* [GIVEN REQUEST] Write out every line below that includes the word "structured".

* [RECORD EXCERPTS]
#####

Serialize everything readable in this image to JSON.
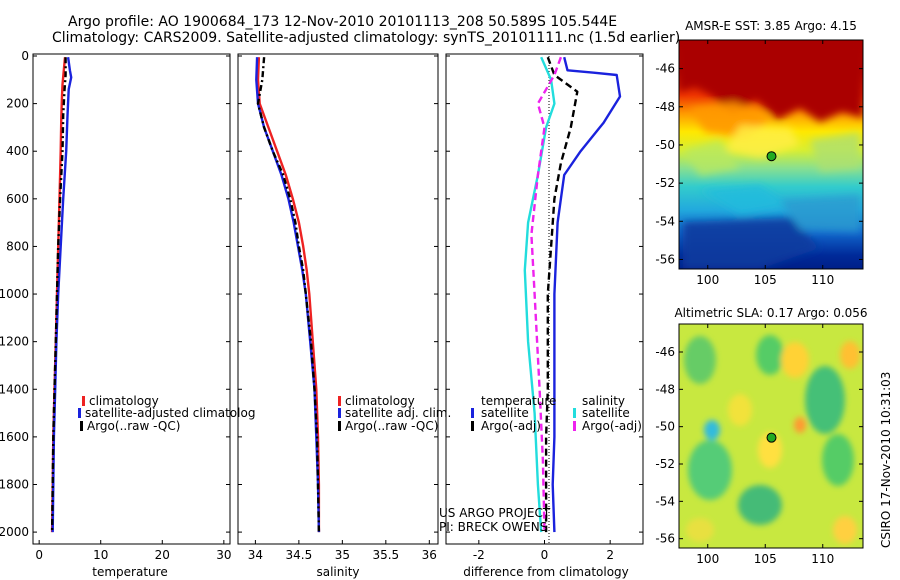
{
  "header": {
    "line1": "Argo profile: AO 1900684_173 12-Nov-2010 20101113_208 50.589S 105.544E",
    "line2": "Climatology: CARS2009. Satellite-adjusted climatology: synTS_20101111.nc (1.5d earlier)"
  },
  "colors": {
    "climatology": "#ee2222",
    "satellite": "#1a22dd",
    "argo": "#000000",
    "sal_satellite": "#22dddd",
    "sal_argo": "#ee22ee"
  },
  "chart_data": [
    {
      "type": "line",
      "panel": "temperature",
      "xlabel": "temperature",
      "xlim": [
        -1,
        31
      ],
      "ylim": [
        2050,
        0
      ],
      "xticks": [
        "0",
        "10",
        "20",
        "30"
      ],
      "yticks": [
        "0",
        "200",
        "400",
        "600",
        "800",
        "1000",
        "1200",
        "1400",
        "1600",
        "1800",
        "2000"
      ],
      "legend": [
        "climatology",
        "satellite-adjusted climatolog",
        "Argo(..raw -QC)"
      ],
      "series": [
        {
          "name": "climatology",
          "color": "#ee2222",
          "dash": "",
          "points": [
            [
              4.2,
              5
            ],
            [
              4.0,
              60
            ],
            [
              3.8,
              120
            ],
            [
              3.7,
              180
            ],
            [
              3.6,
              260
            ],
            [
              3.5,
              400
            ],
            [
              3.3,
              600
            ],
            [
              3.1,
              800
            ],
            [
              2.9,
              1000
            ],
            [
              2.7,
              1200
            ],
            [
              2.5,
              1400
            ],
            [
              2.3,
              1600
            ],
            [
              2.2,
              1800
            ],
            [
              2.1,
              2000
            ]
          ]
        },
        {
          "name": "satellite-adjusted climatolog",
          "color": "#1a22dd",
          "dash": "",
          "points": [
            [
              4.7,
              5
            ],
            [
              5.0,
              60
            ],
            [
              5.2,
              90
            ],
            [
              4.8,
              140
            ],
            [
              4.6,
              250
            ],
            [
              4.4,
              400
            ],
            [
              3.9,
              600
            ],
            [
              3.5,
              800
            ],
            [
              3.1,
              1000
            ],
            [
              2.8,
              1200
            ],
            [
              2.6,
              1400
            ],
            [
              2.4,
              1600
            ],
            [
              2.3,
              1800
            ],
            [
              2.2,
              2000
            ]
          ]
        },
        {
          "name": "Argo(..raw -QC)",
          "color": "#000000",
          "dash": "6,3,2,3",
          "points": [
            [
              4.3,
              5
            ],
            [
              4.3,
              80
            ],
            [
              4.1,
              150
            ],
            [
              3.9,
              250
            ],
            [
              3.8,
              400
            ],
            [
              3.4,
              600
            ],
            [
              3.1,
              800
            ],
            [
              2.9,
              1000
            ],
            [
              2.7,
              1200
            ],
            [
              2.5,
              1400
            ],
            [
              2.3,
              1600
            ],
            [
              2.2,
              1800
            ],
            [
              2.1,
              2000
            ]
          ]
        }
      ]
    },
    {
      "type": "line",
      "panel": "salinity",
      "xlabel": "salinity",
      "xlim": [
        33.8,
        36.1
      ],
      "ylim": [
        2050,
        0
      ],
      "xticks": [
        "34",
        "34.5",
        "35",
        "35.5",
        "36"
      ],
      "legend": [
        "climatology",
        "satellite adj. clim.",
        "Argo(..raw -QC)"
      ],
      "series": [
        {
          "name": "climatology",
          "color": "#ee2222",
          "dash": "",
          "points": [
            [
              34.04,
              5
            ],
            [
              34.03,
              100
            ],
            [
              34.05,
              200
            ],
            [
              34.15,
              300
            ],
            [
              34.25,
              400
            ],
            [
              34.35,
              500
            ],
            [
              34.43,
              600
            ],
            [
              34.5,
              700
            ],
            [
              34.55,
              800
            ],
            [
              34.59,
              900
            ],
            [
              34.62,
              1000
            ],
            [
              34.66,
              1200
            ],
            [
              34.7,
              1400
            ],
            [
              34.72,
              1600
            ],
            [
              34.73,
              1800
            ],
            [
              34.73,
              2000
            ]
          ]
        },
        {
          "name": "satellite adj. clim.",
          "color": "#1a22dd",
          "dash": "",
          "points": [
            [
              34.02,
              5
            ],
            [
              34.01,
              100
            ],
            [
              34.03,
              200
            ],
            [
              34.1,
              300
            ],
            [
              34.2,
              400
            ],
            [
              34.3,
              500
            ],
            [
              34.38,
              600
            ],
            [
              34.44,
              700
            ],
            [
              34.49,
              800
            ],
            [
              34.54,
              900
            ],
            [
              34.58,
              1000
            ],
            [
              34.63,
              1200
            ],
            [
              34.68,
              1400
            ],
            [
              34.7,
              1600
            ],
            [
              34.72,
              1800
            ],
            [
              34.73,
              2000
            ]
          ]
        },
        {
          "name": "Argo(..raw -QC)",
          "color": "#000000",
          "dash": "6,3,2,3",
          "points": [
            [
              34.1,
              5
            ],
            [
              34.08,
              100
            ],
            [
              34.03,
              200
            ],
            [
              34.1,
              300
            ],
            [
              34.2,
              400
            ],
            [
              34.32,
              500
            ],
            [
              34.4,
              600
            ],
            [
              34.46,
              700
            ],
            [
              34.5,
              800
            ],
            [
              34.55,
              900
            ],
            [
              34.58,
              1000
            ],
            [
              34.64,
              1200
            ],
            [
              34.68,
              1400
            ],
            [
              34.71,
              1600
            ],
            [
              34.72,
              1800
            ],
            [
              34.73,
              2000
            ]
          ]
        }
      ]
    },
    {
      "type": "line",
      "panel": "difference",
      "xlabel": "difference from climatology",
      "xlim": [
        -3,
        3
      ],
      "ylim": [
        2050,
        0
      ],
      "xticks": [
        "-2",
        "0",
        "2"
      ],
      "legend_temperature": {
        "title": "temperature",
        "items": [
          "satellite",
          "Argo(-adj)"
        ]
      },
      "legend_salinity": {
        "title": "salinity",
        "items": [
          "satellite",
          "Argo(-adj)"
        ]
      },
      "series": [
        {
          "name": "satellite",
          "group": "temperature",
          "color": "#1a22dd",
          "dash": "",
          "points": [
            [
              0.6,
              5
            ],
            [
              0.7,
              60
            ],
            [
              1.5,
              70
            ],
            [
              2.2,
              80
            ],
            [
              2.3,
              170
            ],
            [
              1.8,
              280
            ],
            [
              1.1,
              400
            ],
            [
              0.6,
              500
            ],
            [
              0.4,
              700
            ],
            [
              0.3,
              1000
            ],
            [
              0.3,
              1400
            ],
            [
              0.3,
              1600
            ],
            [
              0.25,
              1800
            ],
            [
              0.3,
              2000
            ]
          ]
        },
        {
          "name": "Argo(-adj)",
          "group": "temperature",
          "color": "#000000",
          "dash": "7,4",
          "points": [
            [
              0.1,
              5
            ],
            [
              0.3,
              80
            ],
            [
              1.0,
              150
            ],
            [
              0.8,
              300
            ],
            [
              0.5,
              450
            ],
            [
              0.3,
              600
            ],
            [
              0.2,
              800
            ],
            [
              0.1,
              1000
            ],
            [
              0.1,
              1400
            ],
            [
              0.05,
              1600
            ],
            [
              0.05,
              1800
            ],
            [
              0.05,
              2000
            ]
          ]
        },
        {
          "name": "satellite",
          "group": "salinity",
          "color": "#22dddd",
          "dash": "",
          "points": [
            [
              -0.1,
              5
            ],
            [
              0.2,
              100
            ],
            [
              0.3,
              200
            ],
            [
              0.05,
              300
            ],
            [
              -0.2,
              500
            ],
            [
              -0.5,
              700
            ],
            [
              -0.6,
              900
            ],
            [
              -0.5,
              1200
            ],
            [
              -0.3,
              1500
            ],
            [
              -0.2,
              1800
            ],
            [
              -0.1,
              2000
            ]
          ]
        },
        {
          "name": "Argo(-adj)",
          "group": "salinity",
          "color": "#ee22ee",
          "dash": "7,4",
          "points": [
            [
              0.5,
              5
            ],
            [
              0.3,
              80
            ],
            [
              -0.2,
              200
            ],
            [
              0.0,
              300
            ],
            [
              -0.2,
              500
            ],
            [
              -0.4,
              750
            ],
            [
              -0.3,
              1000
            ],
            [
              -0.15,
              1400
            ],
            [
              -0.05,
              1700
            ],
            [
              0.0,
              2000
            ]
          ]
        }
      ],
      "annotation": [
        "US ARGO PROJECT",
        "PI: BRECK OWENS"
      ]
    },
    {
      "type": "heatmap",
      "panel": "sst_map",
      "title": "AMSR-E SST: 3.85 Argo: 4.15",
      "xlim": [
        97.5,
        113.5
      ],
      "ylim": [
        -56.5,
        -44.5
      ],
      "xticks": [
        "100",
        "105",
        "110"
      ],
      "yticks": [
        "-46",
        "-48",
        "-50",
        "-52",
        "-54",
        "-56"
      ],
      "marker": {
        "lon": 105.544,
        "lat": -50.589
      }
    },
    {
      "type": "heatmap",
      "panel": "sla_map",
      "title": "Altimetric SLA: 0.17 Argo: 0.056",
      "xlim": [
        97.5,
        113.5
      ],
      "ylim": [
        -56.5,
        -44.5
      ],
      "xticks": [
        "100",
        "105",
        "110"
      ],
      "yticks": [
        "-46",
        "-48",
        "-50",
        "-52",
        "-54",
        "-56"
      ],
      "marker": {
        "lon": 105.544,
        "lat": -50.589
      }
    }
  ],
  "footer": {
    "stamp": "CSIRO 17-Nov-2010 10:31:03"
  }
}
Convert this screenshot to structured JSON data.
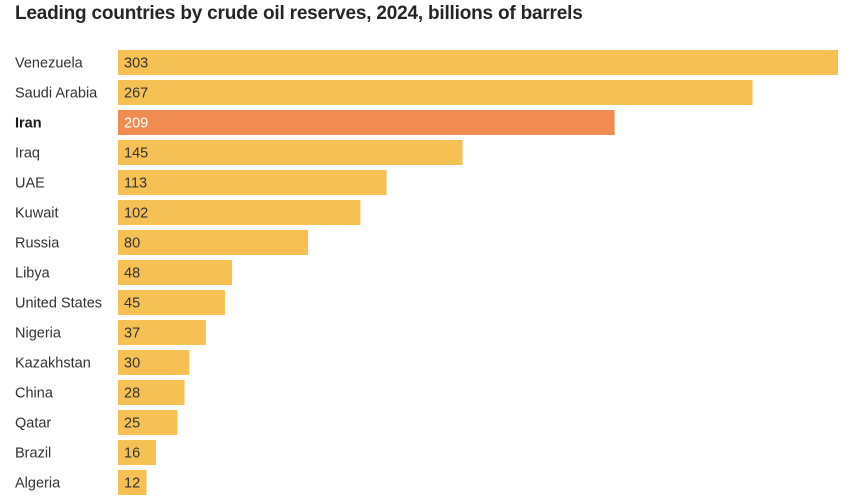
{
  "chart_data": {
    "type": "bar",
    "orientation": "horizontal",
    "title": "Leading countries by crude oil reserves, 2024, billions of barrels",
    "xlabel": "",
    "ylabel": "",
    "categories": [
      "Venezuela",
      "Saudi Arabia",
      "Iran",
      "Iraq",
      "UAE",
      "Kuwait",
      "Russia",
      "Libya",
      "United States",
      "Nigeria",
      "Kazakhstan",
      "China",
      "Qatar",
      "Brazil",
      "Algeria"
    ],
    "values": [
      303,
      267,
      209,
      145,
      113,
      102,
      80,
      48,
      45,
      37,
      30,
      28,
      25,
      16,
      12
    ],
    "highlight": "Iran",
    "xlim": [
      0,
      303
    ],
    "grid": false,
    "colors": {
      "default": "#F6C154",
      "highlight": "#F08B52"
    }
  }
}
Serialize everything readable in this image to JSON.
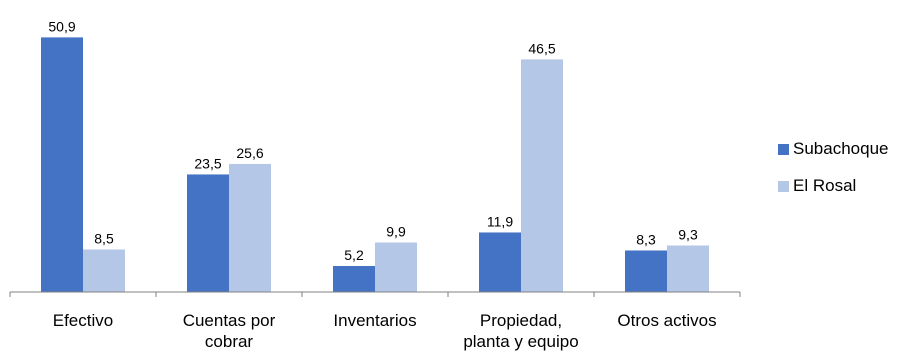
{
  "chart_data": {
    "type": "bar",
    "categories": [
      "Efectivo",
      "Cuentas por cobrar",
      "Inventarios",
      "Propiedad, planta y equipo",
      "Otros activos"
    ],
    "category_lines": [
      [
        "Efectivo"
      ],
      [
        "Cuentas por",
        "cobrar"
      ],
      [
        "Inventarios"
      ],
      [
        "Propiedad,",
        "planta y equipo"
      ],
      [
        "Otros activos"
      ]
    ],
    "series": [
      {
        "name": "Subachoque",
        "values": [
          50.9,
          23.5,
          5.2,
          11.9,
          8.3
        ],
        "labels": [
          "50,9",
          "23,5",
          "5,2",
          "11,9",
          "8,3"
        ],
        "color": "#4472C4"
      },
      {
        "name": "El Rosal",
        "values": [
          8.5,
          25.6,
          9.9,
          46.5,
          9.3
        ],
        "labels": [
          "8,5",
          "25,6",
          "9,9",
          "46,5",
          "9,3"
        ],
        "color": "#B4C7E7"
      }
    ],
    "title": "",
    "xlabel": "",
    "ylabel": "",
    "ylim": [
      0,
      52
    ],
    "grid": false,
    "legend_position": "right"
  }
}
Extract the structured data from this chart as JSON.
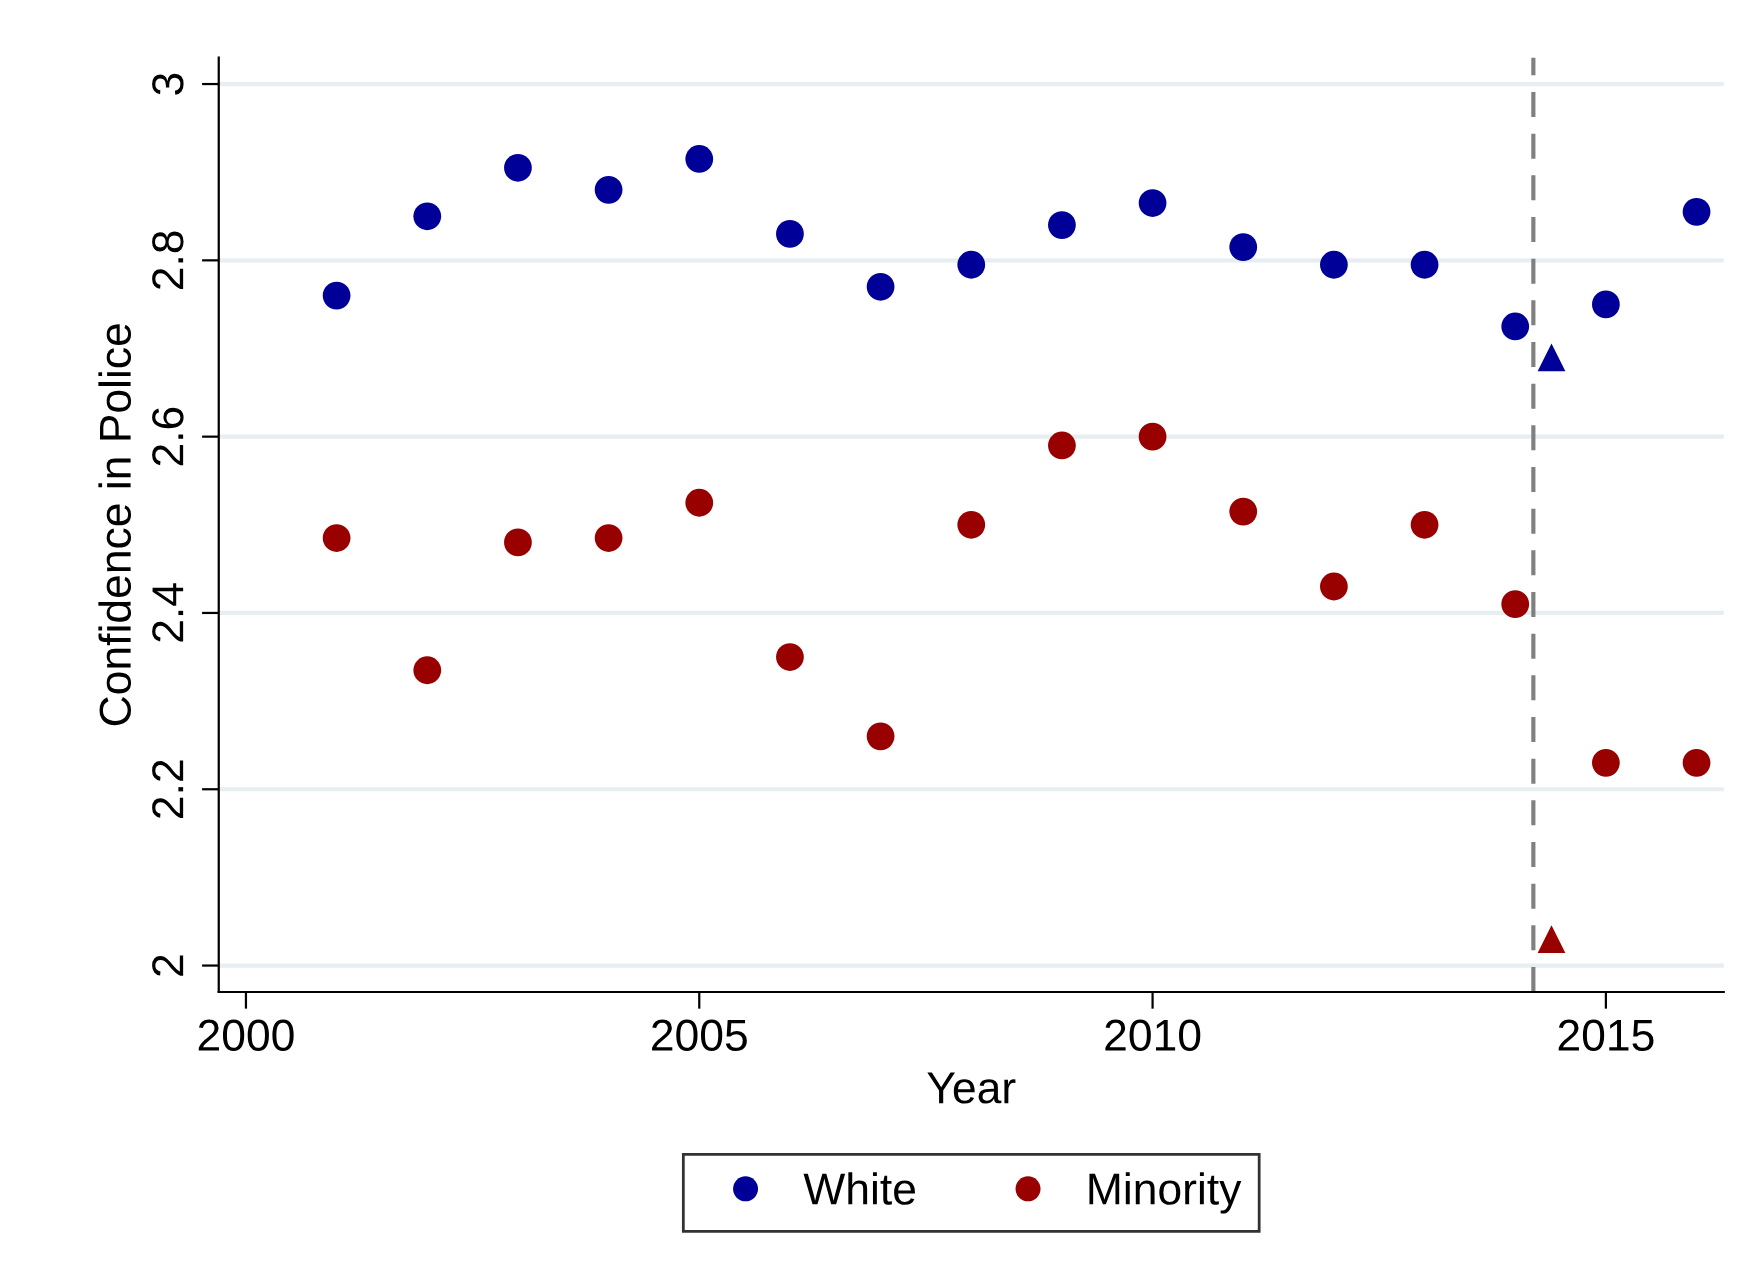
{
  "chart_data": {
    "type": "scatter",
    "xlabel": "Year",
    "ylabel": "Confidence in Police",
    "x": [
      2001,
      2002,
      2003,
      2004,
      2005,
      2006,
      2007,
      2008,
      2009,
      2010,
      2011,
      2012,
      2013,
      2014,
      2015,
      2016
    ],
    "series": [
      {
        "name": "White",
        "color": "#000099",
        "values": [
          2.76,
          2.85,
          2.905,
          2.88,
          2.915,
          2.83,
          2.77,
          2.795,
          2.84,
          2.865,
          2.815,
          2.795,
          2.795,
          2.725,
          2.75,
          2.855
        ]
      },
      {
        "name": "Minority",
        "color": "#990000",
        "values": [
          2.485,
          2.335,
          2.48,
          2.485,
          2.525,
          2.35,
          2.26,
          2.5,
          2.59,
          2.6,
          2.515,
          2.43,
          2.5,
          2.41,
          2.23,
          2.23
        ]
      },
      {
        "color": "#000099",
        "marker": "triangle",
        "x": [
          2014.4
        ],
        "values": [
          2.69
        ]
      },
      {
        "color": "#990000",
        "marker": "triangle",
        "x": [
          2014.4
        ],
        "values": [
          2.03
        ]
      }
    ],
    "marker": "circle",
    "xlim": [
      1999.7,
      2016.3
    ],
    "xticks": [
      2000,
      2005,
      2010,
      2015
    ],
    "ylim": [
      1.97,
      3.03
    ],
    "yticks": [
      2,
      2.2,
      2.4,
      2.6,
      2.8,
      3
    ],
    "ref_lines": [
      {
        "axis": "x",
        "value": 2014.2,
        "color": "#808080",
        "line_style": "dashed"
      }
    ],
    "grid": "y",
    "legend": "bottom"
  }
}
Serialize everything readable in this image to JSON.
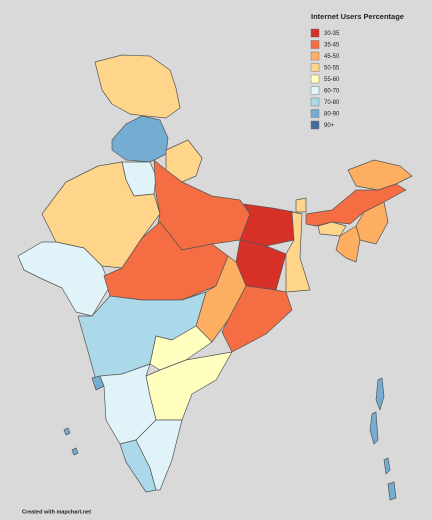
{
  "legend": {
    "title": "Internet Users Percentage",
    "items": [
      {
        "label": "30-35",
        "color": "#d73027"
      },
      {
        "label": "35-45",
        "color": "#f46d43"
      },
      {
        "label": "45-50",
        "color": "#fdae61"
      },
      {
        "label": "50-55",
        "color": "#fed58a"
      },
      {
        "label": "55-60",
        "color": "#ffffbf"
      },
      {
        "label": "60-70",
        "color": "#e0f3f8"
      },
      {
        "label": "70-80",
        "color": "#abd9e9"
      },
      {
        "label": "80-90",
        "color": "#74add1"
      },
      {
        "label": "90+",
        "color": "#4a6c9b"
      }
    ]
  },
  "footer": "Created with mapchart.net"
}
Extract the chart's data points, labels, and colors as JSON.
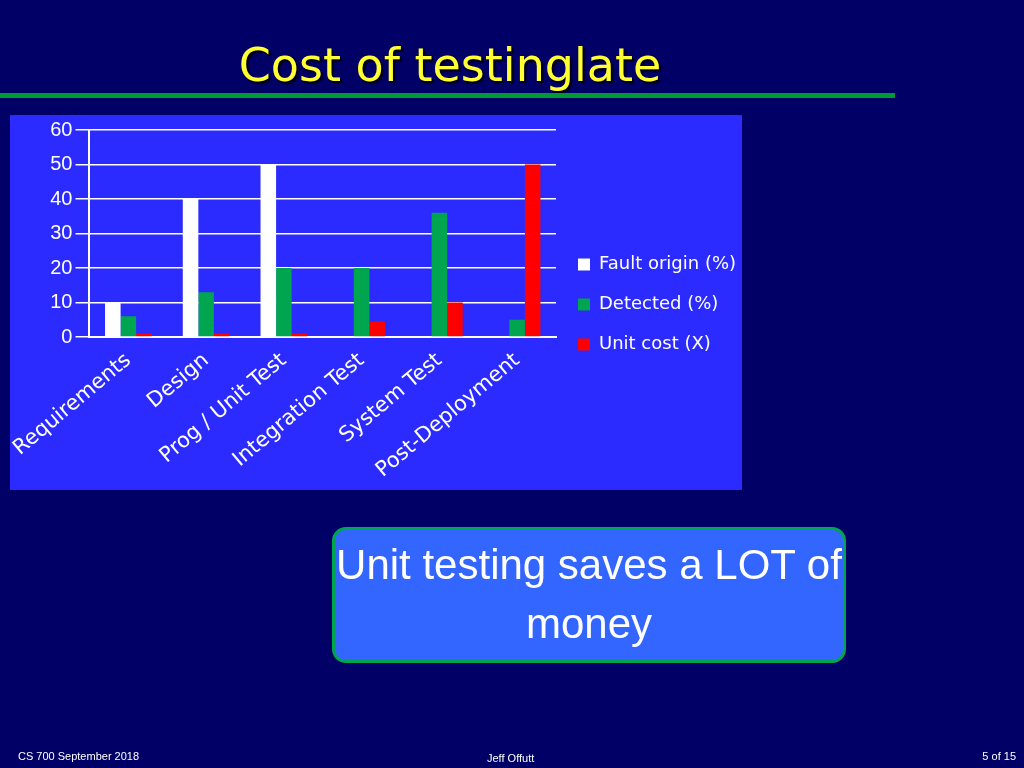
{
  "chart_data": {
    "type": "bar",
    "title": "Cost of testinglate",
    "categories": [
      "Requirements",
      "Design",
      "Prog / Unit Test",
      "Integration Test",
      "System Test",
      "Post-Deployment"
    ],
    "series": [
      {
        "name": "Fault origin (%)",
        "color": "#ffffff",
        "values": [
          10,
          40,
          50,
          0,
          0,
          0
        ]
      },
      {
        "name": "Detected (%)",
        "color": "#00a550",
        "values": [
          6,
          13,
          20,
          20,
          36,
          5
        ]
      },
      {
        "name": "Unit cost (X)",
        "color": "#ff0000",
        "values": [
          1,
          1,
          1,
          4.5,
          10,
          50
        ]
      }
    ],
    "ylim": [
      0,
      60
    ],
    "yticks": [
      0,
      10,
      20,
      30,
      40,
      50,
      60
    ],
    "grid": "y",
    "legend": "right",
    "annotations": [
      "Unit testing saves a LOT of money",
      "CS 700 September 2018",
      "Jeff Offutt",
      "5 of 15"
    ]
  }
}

#####

* [SOLVED EXERCISE]
Convert this screenshot to structured JSON data.
Extract the structured data from this chart as JSON.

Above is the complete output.